WORK INSTRUCTIONS:
Leave out the pictures and reproduce all of the data exactly.

STORED RECORDS:
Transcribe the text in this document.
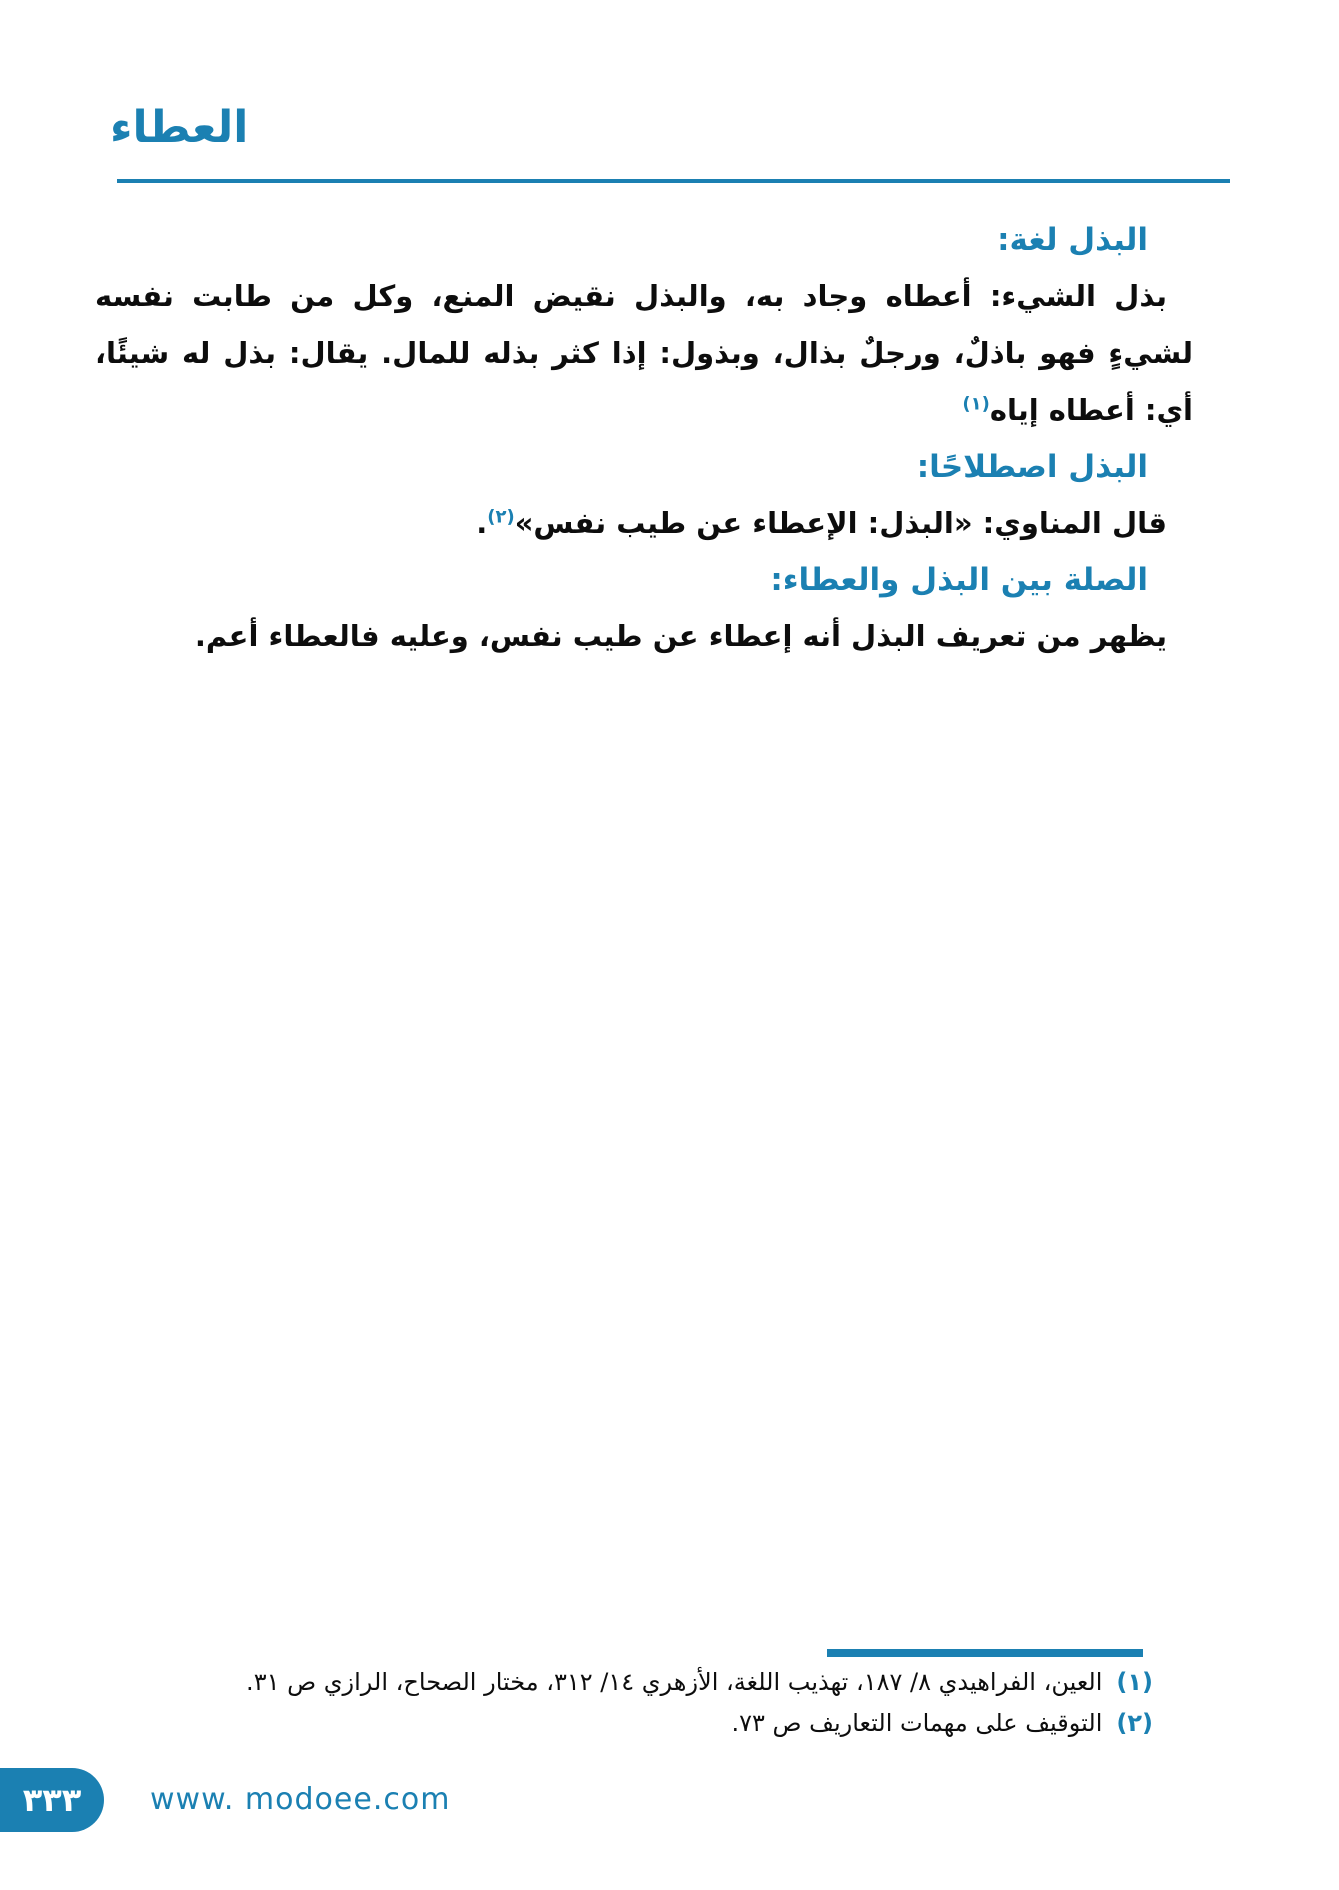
العطاء
البذل لغة:

بذل الشيء: أعطاه وجاد به، والبذل نقيض المنع، وكل من طابت نفسه لشيءٍ فهو باذلٌ، ورجلٌ بذال، وبذول: إذا كثر بذله للمال. يقال: بذل له شيئًا، أي: أعطاه إياه$^{(١)}$

البذل اصطلاحًا:

قال المناوي: «البذل: الإعطاء عن طيب نفس»$^{(٢)}$.

الصلة بين البذل والعطاء:

يظهر من تعريف البذل أنه إعطاء عن طيب نفس، وعليه فالعطاء أعم.

(١)
العين، الفراهيدي ٨/ ١٨٧، تهذيب اللغة، الأزهري ١٤/ ٣١٢، مختار الصحاح، الرازي ص ٣١.
(٢)
التوقيف على مهمات التعاريف ص ٧٣.
٣٣٣ www. modoee.com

RESULT:
Transcribe the text in this document.
العطاء
البذل لغة:

بذل الشيء: أعطاه وجاد به، والبذل نقيض المنع، وكل من طابت نفسه لشيءٍ فهو باذلٌ، ورجلٌ بذال، وبذول: إذا كثر بذله للمال. يقال: بذل له شيئًا، أي: أعطاه إياه$^{(١)}$

البذل اصطلاحًا:

قال المناوي: «البذل: الإعطاء عن طيب نفس»$^{(٢)}$.

الصلة بين البذل والعطاء:

يظهر من تعريف البذل أنه إعطاء عن طيب نفس، وعليه فالعطاء أعم.

(١)
العين، الفراهيدي ٨/ ١٨٧، تهذيب اللغة، الأزهري ١٤/ ٣١٢، مختار الصحاح، الرازي ص ٣١.
(٢)
التوقيف على مهمات التعاريف ص ٧٣.
٣٣٣ www. modoee.com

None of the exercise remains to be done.